**Task material**.
##############################
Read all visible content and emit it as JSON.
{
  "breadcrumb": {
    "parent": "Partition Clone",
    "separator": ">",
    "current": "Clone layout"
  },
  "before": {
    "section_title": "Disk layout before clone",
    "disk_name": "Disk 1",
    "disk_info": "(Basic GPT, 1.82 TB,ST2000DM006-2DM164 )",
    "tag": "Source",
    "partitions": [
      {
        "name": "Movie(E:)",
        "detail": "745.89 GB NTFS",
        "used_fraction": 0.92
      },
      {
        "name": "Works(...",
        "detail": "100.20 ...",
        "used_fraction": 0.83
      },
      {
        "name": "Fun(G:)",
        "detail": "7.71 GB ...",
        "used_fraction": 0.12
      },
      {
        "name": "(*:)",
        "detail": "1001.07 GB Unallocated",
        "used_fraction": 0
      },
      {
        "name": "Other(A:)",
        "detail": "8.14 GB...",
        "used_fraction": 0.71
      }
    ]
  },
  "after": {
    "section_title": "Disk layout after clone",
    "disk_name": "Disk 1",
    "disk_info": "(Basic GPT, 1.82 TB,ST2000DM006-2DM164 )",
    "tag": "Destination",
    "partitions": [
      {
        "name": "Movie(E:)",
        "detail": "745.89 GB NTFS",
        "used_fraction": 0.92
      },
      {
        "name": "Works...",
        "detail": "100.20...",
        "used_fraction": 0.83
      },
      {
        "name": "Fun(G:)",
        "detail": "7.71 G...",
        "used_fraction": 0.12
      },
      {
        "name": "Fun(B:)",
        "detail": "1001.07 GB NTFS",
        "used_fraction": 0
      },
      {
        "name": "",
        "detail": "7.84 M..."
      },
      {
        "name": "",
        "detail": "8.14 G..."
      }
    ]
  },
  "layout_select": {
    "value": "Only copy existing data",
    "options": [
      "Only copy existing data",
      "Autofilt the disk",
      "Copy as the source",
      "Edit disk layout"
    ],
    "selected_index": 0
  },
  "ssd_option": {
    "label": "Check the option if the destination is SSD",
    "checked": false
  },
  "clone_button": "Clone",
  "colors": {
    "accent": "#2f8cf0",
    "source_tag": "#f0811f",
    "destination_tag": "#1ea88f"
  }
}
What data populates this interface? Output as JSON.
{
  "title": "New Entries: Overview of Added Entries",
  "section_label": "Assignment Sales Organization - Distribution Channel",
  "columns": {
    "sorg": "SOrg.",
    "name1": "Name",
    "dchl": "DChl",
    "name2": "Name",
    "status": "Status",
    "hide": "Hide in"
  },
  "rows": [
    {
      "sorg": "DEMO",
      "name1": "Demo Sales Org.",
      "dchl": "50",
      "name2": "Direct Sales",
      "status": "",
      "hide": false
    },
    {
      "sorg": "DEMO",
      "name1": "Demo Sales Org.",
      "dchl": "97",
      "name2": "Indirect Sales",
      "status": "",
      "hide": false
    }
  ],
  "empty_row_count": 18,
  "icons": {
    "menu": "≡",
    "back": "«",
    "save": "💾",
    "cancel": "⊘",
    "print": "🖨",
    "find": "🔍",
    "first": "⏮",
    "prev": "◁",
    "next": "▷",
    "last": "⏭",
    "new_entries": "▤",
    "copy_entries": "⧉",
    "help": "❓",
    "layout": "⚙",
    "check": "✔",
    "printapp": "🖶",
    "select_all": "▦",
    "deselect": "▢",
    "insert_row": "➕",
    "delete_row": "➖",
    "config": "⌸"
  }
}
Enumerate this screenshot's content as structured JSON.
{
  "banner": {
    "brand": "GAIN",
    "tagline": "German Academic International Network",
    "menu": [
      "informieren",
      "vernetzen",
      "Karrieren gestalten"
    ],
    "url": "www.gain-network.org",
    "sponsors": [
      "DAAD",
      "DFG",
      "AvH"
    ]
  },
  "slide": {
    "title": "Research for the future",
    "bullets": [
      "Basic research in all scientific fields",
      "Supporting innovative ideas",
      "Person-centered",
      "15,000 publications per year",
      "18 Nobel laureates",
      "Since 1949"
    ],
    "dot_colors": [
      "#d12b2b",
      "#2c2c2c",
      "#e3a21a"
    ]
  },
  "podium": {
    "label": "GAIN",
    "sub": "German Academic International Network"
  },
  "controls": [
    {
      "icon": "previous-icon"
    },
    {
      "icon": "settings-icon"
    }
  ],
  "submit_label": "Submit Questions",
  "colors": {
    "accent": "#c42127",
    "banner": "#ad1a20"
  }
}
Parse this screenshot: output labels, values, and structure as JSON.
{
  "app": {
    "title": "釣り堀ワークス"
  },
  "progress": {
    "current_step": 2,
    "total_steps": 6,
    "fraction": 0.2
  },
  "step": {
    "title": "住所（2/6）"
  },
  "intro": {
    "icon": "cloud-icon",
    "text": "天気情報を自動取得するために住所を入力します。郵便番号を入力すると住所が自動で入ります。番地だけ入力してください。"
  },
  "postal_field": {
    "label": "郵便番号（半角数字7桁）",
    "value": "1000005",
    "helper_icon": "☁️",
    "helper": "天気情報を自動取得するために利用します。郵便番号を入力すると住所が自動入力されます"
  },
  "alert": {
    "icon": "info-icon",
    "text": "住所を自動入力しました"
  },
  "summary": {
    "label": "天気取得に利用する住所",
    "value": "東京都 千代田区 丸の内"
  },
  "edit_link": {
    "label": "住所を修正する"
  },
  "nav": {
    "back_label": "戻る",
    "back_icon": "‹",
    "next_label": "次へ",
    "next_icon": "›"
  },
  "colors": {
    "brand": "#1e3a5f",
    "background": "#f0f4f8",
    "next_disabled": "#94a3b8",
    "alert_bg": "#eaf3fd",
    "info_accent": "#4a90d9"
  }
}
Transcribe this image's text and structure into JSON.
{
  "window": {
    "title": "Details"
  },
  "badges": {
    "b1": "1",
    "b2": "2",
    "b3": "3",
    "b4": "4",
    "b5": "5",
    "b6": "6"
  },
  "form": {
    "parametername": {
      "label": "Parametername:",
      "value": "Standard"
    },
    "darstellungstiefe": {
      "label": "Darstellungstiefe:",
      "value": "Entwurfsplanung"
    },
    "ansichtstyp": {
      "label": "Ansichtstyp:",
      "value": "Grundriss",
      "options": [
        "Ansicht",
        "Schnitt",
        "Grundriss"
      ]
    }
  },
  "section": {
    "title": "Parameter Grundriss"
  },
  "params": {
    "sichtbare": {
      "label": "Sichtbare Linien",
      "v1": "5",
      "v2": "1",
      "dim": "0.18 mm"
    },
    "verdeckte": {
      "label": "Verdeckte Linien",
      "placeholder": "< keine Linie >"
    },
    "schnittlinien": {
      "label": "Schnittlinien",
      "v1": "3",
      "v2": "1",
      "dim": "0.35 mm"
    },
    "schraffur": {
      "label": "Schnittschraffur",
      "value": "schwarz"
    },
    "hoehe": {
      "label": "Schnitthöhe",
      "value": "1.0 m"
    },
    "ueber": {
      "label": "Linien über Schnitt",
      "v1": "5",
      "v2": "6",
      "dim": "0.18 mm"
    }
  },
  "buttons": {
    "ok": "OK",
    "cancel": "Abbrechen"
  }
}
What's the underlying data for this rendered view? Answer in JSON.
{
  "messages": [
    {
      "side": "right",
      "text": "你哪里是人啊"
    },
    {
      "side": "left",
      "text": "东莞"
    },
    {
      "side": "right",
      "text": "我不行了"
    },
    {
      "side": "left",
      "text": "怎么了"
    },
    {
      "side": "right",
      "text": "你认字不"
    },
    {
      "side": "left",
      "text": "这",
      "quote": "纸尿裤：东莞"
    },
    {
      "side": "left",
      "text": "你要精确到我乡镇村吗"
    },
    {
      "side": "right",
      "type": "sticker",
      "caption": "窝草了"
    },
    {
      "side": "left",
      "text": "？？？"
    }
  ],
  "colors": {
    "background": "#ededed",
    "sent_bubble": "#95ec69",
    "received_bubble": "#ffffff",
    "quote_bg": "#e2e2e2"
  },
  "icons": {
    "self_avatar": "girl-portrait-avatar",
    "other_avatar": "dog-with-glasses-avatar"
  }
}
##############################
**Problem description**.
Give back exactly the lines from the line containing "Transcribe this image's" to the end of the entries, and no other lines.

**Answer to this task**.
Transcribe this image's text and structure into JSON.
{
  "window": {
    "title": "Details"
  },
  "badges": {
    "b1": "1",
    "b2": "2",
    "b3": "3",
    "b4": "4",
    "b5": "5",
    "b6": "6"
  },
  "form": {
    "parametername": {
      "label": "Parametername:",
      "value": "Standard"
    },
    "darstellungstiefe": {
      "label": "Darstellungstiefe:",
      "value": "Entwurfsplanung"
    },
    "ansichtstyp": {
      "label": "Ansichtstyp:",
      "value": "Grundriss",
      "options": [
        "Ansicht",
        "Schnitt",
        "Grundriss"
      ]
    }
  },
  "section": {
    "title": "Parameter Grundriss"
  },
  "params": {
    "sichtbare": {
      "label": "Sichtbare Linien",
      "v1": "5",
      "v2": "1",
      "dim": "0.18 mm"
    },
    "verdeckte": {
      "label": "Verdeckte Linien",
      "placeholder": "< keine Linie >"
    },
    "schnittlinien": {
      "label": "Schnittlinien",
      "v1": "3",
      "v2": "1",
      "dim": "0.35 mm"
    },
    "schraffur": {
      "label": "Schnittschraffur",
      "value": "schwarz"
    },
    "hoehe": {
      "label": "Schnitthöhe",
      "value": "1.0 m"
    },
    "ueber": {
      "label": "Linien über Schnitt",
      "v1": "5",
      "v2": "6",
      "dim": "0.18 mm"
    }
  },
  "buttons": {
    "ok": "OK",
    "cancel": "Abbrechen"
  }
}
What's the underlying data for this rendered view? Answer in JSON.
{
  "messages": [
    {
      "side": "right",
      "text": "你哪里是人啊"
    },
    {
      "side": "left",
      "text": "东莞"
    },
    {
      "side": "right",
      "text": "我不行了"
    },
    {
      "side": "left",
      "text": "怎么了"
    },
    {
      "side": "right",
      "text": "你认字不"
    },
    {
      "side": "left",
      "text": "这",
      "quote": "纸尿裤：东莞"
    },
    {
      "side": "left",
      "text": "你要精确到我乡镇村吗"
    },
    {
      "side": "right",
      "type": "sticker",
      "caption": "窝草了"
    },
    {
      "side": "left",
      "text": "？？？"
    }
  ],
  "colors": {
    "background": "#ededed",
    "sent_bubble": "#95ec69",
    "received_bubble": "#ffffff",
    "quote_bg": "#e2e2e2"
  },
  "icons": {
    "self_avatar": "girl-portrait-avatar",
    "other_avatar": "dog-with-glasses-avatar"
  }
}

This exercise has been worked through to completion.